>>>>
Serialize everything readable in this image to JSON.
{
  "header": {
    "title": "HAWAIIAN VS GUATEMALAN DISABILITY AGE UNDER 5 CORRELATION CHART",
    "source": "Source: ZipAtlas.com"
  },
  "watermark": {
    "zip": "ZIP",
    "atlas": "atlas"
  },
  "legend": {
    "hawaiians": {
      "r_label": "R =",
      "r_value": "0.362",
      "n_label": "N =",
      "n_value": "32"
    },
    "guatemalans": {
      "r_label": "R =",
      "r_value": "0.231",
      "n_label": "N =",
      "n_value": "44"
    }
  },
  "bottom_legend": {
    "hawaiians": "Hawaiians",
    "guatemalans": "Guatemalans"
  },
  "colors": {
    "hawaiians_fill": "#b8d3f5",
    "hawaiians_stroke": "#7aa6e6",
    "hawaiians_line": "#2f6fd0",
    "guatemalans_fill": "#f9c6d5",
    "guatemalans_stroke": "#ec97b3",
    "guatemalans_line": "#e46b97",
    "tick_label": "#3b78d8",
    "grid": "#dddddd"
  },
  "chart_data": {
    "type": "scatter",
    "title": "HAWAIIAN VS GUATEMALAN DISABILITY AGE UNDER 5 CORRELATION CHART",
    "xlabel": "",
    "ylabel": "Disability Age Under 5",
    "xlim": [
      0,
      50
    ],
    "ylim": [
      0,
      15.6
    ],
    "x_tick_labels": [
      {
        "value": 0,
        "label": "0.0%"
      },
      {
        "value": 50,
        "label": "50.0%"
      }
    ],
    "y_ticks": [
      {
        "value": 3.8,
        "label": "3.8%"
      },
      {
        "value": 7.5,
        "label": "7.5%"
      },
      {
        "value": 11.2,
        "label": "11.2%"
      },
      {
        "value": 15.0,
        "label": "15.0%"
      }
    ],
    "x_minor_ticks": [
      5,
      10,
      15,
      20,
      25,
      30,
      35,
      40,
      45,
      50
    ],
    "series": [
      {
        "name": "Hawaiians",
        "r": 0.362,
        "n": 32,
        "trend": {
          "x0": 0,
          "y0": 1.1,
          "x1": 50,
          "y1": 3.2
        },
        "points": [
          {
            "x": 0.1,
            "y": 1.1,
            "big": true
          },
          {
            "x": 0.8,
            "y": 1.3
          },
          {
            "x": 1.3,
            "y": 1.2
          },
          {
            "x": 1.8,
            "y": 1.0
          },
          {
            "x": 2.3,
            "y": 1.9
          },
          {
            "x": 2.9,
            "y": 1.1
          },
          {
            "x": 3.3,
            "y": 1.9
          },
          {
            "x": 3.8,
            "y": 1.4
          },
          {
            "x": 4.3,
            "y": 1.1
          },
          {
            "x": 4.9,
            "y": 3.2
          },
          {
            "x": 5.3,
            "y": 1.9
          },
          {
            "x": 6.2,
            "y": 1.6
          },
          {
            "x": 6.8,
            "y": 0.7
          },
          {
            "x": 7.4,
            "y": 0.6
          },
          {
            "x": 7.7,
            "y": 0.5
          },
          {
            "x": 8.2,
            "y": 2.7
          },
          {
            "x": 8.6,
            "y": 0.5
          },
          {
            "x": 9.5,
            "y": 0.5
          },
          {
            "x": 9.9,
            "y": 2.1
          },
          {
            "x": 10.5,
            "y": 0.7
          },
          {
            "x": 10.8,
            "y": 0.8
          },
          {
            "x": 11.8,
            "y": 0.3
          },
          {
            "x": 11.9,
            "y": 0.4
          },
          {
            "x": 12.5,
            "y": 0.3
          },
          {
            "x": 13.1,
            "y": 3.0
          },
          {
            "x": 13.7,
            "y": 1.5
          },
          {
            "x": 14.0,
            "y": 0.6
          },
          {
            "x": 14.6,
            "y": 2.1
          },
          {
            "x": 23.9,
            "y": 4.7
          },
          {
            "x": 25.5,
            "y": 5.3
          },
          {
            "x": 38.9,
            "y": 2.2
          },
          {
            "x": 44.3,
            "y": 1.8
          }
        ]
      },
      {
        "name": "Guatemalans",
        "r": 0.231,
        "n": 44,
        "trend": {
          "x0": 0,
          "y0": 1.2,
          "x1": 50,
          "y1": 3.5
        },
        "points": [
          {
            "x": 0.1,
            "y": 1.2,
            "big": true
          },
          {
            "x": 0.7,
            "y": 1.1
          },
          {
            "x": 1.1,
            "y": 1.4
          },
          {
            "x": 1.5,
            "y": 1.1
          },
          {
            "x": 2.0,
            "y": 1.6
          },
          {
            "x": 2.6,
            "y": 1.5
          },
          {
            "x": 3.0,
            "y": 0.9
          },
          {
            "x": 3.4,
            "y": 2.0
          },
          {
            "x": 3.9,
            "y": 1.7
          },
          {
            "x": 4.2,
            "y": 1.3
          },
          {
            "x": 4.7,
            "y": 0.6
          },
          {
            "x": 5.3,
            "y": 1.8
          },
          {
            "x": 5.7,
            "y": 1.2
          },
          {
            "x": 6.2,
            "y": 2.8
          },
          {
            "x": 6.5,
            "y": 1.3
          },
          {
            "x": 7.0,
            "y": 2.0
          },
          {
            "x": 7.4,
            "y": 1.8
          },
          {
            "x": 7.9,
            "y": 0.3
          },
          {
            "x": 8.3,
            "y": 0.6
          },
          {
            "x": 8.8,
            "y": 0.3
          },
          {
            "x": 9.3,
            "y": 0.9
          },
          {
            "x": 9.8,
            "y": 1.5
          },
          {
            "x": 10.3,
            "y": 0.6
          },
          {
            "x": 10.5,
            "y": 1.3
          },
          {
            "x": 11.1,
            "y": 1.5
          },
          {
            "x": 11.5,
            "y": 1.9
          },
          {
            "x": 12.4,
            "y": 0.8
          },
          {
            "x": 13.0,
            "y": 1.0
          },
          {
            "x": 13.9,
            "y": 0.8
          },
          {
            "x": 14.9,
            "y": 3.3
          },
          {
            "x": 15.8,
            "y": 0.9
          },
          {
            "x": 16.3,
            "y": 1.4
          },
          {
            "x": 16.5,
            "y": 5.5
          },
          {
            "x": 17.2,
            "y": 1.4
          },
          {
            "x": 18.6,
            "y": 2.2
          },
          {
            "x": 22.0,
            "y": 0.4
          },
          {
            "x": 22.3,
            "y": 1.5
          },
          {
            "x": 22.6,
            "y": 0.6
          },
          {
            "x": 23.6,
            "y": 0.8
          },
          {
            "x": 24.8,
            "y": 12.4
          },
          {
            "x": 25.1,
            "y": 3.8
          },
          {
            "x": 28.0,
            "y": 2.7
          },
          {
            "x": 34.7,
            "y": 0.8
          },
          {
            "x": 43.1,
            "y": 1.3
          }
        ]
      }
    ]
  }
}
<<<<
What the exercise asks: The records above should all be quoted exactly, please.

Result of this task:
Serialize everything readable in this image to JSON.
{
  "header": {
    "title": "HAWAIIAN VS GUATEMALAN DISABILITY AGE UNDER 5 CORRELATION CHART",
    "source": "Source: ZipAtlas.com"
  },
  "watermark": {
    "zip": "ZIP",
    "atlas": "atlas"
  },
  "legend": {
    "hawaiians": {
      "r_label": "R =",
      "r_value": "0.362",
      "n_label": "N =",
      "n_value": "32"
    },
    "guatemalans": {
      "r_label": "R =",
      "r_value": "0.231",
      "n_label": "N =",
      "n_value": "44"
    }
  },
  "bottom_legend": {
    "hawaiians": "Hawaiians",
    "guatemalans": "Guatemalans"
  },
  "colors": {
    "hawaiians_fill": "#b8d3f5",
    "hawaiians_stroke": "#7aa6e6",
    "hawaiians_line": "#2f6fd0",
    "guatemalans_fill": "#f9c6d5",
    "guatemalans_stroke": "#ec97b3",
    "guatemalans_line": "#e46b97",
    "tick_label": "#3b78d8",
    "grid": "#dddddd"
  },
  "chart_data": {
    "type": "scatter",
    "title": "HAWAIIAN VS GUATEMALAN DISABILITY AGE UNDER 5 CORRELATION CHART",
    "xlabel": "",
    "ylabel": "Disability Age Under 5",
    "xlim": [
      0,
      50
    ],
    "ylim": [
      0,
      15.6
    ],
    "x_tick_labels": [
      {
        "value": 0,
        "label": "0.0%"
      },
      {
        "value": 50,
        "label": "50.0%"
      }
    ],
    "y_ticks": [
      {
        "value": 3.8,
        "label": "3.8%"
      },
      {
        "value": 7.5,
        "label": "7.5%"
      },
      {
        "value": 11.2,
        "label": "11.2%"
      },
      {
        "value": 15.0,
        "label": "15.0%"
      }
    ],
    "x_minor_ticks": [
      5,
      10,
      15,
      20,
      25,
      30,
      35,
      40,
      45,
      50
    ],
    "series": [
      {
        "name": "Hawaiians",
        "r": 0.362,
        "n": 32,
        "trend": {
          "x0": 0,
          "y0": 1.1,
          "x1": 50,
          "y1": 3.2
        },
        "points": [
          {
            "x": 0.1,
            "y": 1.1,
            "big": true
          },
          {
            "x": 0.8,
            "y": 1.3
          },
          {
            "x": 1.3,
            "y": 1.2
          },
          {
            "x": 1.8,
            "y": 1.0
          },
          {
            "x": 2.3,
            "y": 1.9
          },
          {
            "x": 2.9,
            "y": 1.1
          },
          {
            "x": 3.3,
            "y": 1.9
          },
          {
            "x": 3.8,
            "y": 1.4
          },
          {
            "x": 4.3,
            "y": 1.1
          },
          {
            "x": 4.9,
            "y": 3.2
          },
          {
            "x": 5.3,
            "y": 1.9
          },
          {
            "x": 6.2,
            "y": 1.6
          },
          {
            "x": 6.8,
            "y": 0.7
          },
          {
            "x": 7.4,
            "y": 0.6
          },
          {
            "x": 7.7,
            "y": 0.5
          },
          {
            "x": 8.2,
            "y": 2.7
          },
          {
            "x": 8.6,
            "y": 0.5
          },
          {
            "x": 9.5,
            "y": 0.5
          },
          {
            "x": 9.9,
            "y": 2.1
          },
          {
            "x": 10.5,
            "y": 0.7
          },
          {
            "x": 10.8,
            "y": 0.8
          },
          {
            "x": 11.8,
            "y": 0.3
          },
          {
            "x": 11.9,
            "y": 0.4
          },
          {
            "x": 12.5,
            "y": 0.3
          },
          {
            "x": 13.1,
            "y": 3.0
          },
          {
            "x": 13.7,
            "y": 1.5
          },
          {
            "x": 14.0,
            "y": 0.6
          },
          {
            "x": 14.6,
            "y": 2.1
          },
          {
            "x": 23.9,
            "y": 4.7
          },
          {
            "x": 25.5,
            "y": 5.3
          },
          {
            "x": 38.9,
            "y": 2.2
          },
          {
            "x": 44.3,
            "y": 1.8
          }
        ]
      },
      {
        "name": "Guatemalans",
        "r": 0.231,
        "n": 44,
        "trend": {
          "x0": 0,
          "y0": 1.2,
          "x1": 50,
          "y1": 3.5
        },
        "points": [
          {
            "x": 0.1,
            "y": 1.2,
            "big": true
          },
          {
            "x": 0.7,
            "y": 1.1
          },
          {
            "x": 1.1,
            "y": 1.4
          },
          {
            "x": 1.5,
            "y": 1.1
          },
          {
            "x": 2.0,
            "y": 1.6
          },
          {
            "x": 2.6,
            "y": 1.5
          },
          {
            "x": 3.0,
            "y": 0.9
          },
          {
            "x": 3.4,
            "y": 2.0
          },
          {
            "x": 3.9,
            "y": 1.7
          },
          {
            "x": 4.2,
            "y": 1.3
          },
          {
            "x": 4.7,
            "y": 0.6
          },
          {
            "x": 5.3,
            "y": 1.8
          },
          {
            "x": 5.7,
            "y": 1.2
          },
          {
            "x": 6.2,
            "y": 2.8
          },
          {
            "x": 6.5,
            "y": 1.3
          },
          {
            "x": 7.0,
            "y": 2.0
          },
          {
            "x": 7.4,
            "y": 1.8
          },
          {
            "x": 7.9,
            "y": 0.3
          },
          {
            "x": 8.3,
            "y": 0.6
          },
          {
            "x": 8.8,
            "y": 0.3
          },
          {
            "x": 9.3,
            "y": 0.9
          },
          {
            "x": 9.8,
            "y": 1.5
          },
          {
            "x": 10.3,
            "y": 0.6
          },
          {
            "x": 10.5,
            "y": 1.3
          },
          {
            "x": 11.1,
            "y": 1.5
          },
          {
            "x": 11.5,
            "y": 1.9
          },
          {
            "x": 12.4,
            "y": 0.8
          },
          {
            "x": 13.0,
            "y": 1.0
          },
          {
            "x": 13.9,
            "y": 0.8
          },
          {
            "x": 14.9,
            "y": 3.3
          },
          {
            "x": 15.8,
            "y": 0.9
          },
          {
            "x": 16.3,
            "y": 1.4
          },
          {
            "x": 16.5,
            "y": 5.5
          },
          {
            "x": 17.2,
            "y": 1.4
          },
          {
            "x": 18.6,
            "y": 2.2
          },
          {
            "x": 22.0,
            "y": 0.4
          },
          {
            "x": 22.3,
            "y": 1.5
          },
          {
            "x": 22.6,
            "y": 0.6
          },
          {
            "x": 23.6,
            "y": 0.8
          },
          {
            "x": 24.8,
            "y": 12.4
          },
          {
            "x": 25.1,
            "y": 3.8
          },
          {
            "x": 28.0,
            "y": 2.7
          },
          {
            "x": 34.7,
            "y": 0.8
          },
          {
            "x": 43.1,
            "y": 1.3
          }
        ]
      }
    ]
  }
}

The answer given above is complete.